- WHAT THE TASK REQUIRES:
Every line below that mentions the word "this" should be copied out.

- TASK INPUT:

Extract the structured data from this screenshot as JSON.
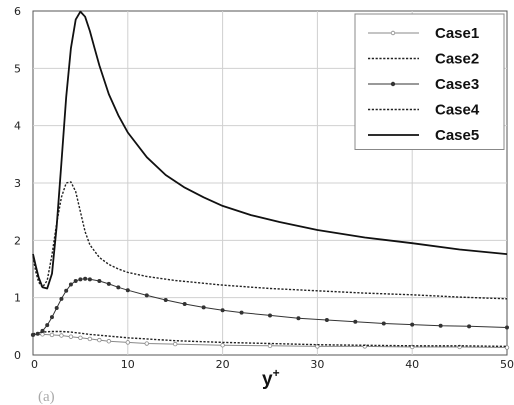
{
  "chart_data": {
    "type": "line",
    "title": "",
    "xlabel": "y",
    "xlabel_superscript": "+",
    "ylabel": "",
    "xlim": [
      0,
      50
    ],
    "ylim": [
      0,
      6
    ],
    "xticks": [
      "0",
      "10",
      "20",
      "30",
      "40",
      "50"
    ],
    "yticks": [
      "0",
      "1",
      "2",
      "3",
      "4",
      "5",
      "6"
    ],
    "grid": true,
    "legend_position": "top-right",
    "series": [
      {
        "name": "Case1",
        "style": "solid-thin-markers",
        "color": "#8a8a8a",
        "x": [
          0,
          1,
          2,
          3,
          4,
          5,
          6,
          7,
          8,
          10,
          12,
          15,
          20,
          25,
          30,
          35,
          40,
          45,
          50
        ],
        "y": [
          0.35,
          0.36,
          0.35,
          0.34,
          0.32,
          0.3,
          0.28,
          0.26,
          0.24,
          0.22,
          0.2,
          0.19,
          0.17,
          0.16,
          0.15,
          0.15,
          0.14,
          0.14,
          0.13
        ]
      },
      {
        "name": "Case2",
        "style": "dotted",
        "color": "#222222",
        "x": [
          0,
          1,
          2,
          3,
          4,
          5,
          6,
          8,
          10,
          15,
          20,
          25,
          30,
          35,
          40,
          45,
          50
        ],
        "y": [
          0.37,
          0.4,
          0.41,
          0.41,
          0.4,
          0.38,
          0.36,
          0.33,
          0.3,
          0.25,
          0.22,
          0.2,
          0.18,
          0.17,
          0.16,
          0.16,
          0.15
        ]
      },
      {
        "name": "Case3",
        "style": "solid-thin-dots",
        "color": "#333333",
        "x": [
          0,
          0.5,
          1,
          1.5,
          2,
          2.5,
          3,
          3.5,
          4,
          4.5,
          5,
          5.5,
          6,
          7,
          8,
          9,
          10,
          12,
          14,
          16,
          18,
          20,
          22,
          25,
          28,
          31,
          34,
          37,
          40,
          43,
          46,
          50
        ],
        "y": [
          0.35,
          0.37,
          0.42,
          0.52,
          0.66,
          0.82,
          0.98,
          1.12,
          1.23,
          1.29,
          1.32,
          1.33,
          1.32,
          1.29,
          1.24,
          1.18,
          1.13,
          1.04,
          0.96,
          0.89,
          0.83,
          0.78,
          0.74,
          0.69,
          0.64,
          0.61,
          0.58,
          0.55,
          0.53,
          0.51,
          0.5,
          0.48
        ]
      },
      {
        "name": "Case4",
        "style": "dotted",
        "color": "#222222",
        "x": [
          0,
          0.3,
          0.6,
          1,
          1.5,
          2,
          2.5,
          3,
          3.5,
          4,
          4.5,
          5,
          5.5,
          6,
          7,
          8,
          9,
          10,
          12,
          15,
          20,
          25,
          30,
          35,
          40,
          45,
          50
        ],
        "y": [
          1.72,
          1.45,
          1.27,
          1.18,
          1.3,
          1.75,
          2.3,
          2.75,
          3.0,
          3.02,
          2.85,
          2.5,
          2.15,
          1.92,
          1.7,
          1.58,
          1.5,
          1.44,
          1.37,
          1.3,
          1.22,
          1.16,
          1.12,
          1.08,
          1.05,
          1.01,
          0.98
        ]
      },
      {
        "name": "Case5",
        "style": "solid",
        "color": "#111111",
        "x": [
          0,
          0.3,
          0.6,
          1,
          1.5,
          2,
          2.5,
          3,
          3.5,
          4,
          4.5,
          5,
          5.5,
          6,
          6.5,
          7,
          8,
          9,
          10,
          12,
          14,
          16,
          18,
          20,
          23,
          26,
          30,
          35,
          40,
          45,
          50
        ],
        "y": [
          1.76,
          1.55,
          1.35,
          1.18,
          1.16,
          1.42,
          2.25,
          3.35,
          4.5,
          5.35,
          5.85,
          5.99,
          5.9,
          5.65,
          5.35,
          5.05,
          4.55,
          4.18,
          3.88,
          3.45,
          3.14,
          2.92,
          2.75,
          2.6,
          2.44,
          2.32,
          2.18,
          2.05,
          1.95,
          1.84,
          1.76
        ]
      }
    ]
  },
  "caption_fragment": "(a)"
}
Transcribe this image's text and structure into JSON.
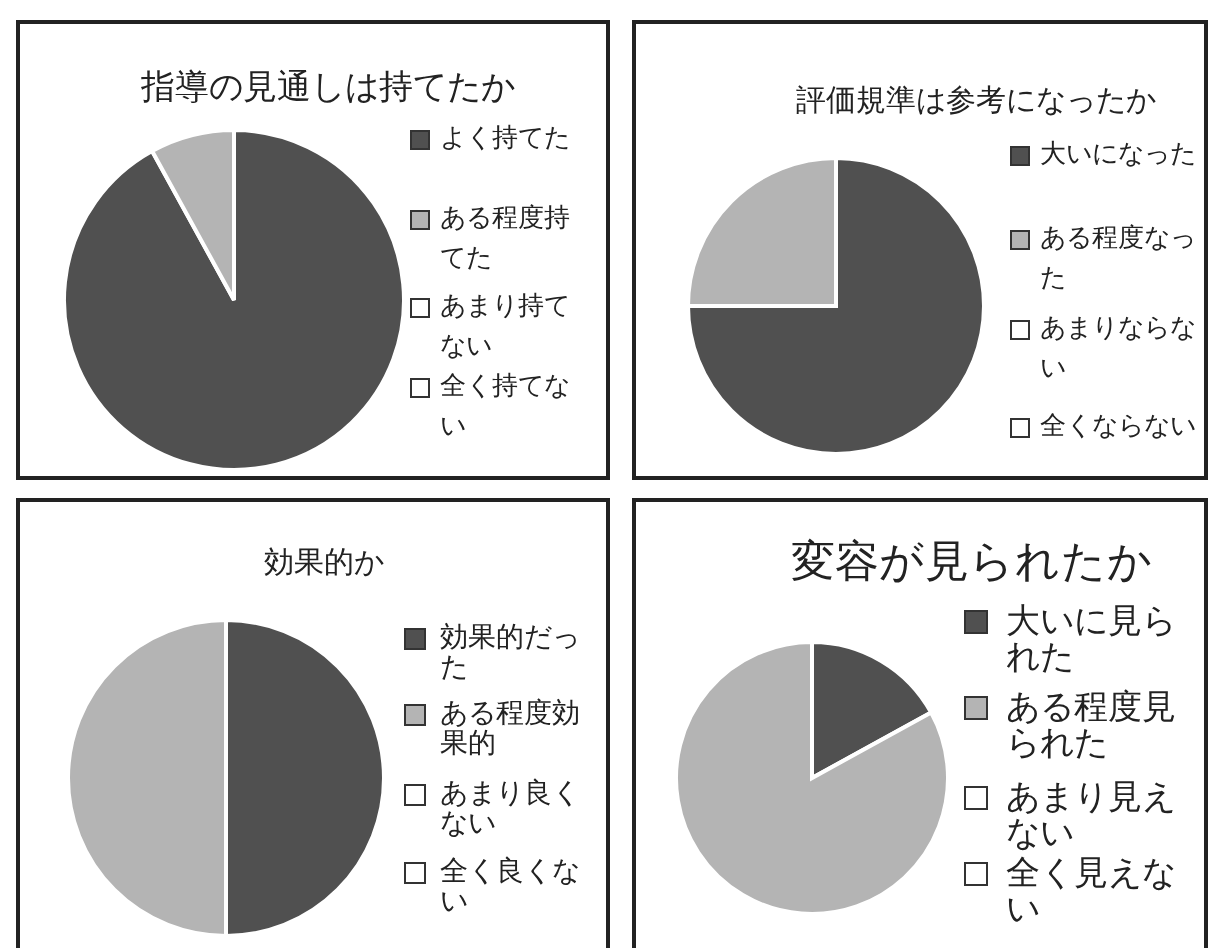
{
  "chart_data": [
    {
      "type": "pie",
      "title": "指導の見通しは持てたか",
      "categories": [
        "よく持てた",
        "ある程度持てた",
        "あまり持てない",
        "全く持てない"
      ],
      "values": [
        92,
        8,
        0,
        0
      ],
      "colors": [
        "#505050",
        "#b4b4b4",
        "#ffffff",
        "#ffffff"
      ],
      "legend": "right"
    },
    {
      "type": "pie",
      "title": "評価規準は参考になったか",
      "categories": [
        "大いになった",
        "ある程度なった",
        "あまりならない",
        "全くならない"
      ],
      "values": [
        75,
        25,
        0,
        0
      ],
      "colors": [
        "#505050",
        "#b4b4b4",
        "#ffffff",
        "#ffffff"
      ],
      "legend": "right"
    },
    {
      "type": "pie",
      "title": "効果的か",
      "categories": [
        "効果的だった",
        "ある程度効果的",
        "あまり良くない",
        "全く良くない"
      ],
      "values": [
        50,
        50,
        0,
        0
      ],
      "colors": [
        "#505050",
        "#b4b4b4",
        "#ffffff",
        "#ffffff"
      ],
      "legend": "right"
    },
    {
      "type": "pie",
      "title": "変容が見られたか",
      "categories": [
        "大いに見られた",
        "ある程度見られた",
        "あまり見えない",
        "全く見えない"
      ],
      "values": [
        17,
        83,
        0,
        0
      ],
      "colors": [
        "#505050",
        "#b4b4b4",
        "#ffffff",
        "#ffffff"
      ],
      "legend": "right"
    }
  ]
}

- RIGHT ANSWER:
Extract the structured data from this screenshot as JSON.
Transcribe this image's text and structure into JSON.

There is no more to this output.